> [PROBLEM TO SOLVE]
Lay out everything from the first line down to the line containing "- Text: 1. Draw", inclusive, as a Markdown table with the columns Index and Entry. Give each line its number, and skip any blank lines.

(Excerpt from a dataset)
________________________
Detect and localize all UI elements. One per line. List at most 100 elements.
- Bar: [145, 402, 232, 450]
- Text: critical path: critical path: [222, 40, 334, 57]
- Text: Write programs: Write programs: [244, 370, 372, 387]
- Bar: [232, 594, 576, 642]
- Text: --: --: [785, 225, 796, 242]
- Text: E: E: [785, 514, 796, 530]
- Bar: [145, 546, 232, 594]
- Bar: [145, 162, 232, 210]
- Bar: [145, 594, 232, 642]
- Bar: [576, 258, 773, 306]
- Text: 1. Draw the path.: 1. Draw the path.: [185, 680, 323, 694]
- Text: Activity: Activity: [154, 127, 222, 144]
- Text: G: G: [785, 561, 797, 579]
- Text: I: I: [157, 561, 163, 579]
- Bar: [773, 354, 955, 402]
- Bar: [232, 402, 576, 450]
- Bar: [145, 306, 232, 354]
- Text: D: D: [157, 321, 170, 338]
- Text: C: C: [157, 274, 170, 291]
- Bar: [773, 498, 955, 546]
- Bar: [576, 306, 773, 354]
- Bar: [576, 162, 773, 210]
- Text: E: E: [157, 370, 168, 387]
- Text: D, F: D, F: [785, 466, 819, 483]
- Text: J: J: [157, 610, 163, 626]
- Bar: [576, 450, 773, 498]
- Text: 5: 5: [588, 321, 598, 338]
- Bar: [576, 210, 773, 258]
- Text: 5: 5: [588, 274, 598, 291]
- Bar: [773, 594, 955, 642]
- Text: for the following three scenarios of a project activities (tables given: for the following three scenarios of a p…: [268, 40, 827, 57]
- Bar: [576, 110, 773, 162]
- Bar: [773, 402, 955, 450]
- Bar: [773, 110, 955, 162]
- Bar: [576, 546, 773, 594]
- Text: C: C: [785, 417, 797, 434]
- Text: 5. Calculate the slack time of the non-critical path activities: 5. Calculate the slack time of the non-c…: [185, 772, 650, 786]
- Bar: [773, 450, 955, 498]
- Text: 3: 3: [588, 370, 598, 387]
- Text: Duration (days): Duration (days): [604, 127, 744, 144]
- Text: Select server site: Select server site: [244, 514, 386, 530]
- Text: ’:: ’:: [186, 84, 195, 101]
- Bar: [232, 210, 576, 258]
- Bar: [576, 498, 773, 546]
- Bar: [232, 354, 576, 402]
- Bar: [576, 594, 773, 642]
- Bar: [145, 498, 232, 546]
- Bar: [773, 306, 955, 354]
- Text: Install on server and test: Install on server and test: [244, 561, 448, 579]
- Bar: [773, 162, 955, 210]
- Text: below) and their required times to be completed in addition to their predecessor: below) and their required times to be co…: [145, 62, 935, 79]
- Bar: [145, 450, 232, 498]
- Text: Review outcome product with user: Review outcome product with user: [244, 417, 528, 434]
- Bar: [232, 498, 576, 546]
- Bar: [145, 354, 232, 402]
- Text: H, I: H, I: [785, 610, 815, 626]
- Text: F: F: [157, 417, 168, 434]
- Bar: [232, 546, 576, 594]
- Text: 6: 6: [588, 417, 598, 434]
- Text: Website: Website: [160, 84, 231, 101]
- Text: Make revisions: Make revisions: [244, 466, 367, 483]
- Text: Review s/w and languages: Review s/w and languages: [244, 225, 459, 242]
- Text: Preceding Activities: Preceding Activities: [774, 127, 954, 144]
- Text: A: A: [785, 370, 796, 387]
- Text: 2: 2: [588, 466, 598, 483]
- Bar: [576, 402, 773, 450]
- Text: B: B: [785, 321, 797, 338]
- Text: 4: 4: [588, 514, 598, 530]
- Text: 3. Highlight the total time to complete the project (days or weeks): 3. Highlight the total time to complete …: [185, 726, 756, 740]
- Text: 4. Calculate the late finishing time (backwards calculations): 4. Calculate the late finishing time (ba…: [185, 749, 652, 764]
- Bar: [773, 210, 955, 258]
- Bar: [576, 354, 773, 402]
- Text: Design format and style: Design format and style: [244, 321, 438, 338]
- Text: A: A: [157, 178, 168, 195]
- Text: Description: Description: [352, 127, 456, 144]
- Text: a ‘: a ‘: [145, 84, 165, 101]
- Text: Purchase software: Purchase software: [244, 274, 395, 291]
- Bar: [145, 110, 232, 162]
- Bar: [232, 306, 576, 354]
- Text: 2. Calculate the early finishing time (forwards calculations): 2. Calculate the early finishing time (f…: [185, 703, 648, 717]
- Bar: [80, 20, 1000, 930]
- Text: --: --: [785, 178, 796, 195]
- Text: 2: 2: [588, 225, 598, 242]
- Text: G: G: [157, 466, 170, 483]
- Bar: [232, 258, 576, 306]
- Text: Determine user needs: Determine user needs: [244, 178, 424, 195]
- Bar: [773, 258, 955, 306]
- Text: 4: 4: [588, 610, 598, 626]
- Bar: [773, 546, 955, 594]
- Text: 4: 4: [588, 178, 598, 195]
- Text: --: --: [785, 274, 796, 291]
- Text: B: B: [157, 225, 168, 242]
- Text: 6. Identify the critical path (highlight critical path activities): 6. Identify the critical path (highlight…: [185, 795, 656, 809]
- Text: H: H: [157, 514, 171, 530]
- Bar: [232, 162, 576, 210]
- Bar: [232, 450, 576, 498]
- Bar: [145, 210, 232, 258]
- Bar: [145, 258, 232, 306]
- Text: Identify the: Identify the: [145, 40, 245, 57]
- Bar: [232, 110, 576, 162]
________________________
> [SOLUTION]
| Index | Entry |
|---|---|
| 1 | Detect and localize all UI elements. One per line. List at most 100 elements. |
| 2 | - Bar: [145, 402, 232, 450] |
| 3 | - Text: critical path: critical path: [222, 40, 334, 57] |
| 4 | - Text: Write programs: Write programs: [244, 370, 372, 387] |
| 5 | - Bar: [232, 594, 576, 642] |
| 6 | - Text: --: --: [785, 225, 796, 242] |
| 7 | - Text: E: E: [785, 514, 796, 530] |
| 8 | - Bar: [145, 546, 232, 594] |
| 9 | - Bar: [145, 162, 232, 210] |
| 10 | - Bar: [145, 594, 232, 642] |
| 11 | - Bar: [576, 258, 773, 306] |
| 12 | - Text: 1. Draw the path.: 1. Draw the path.: [185, 680, 323, 694] |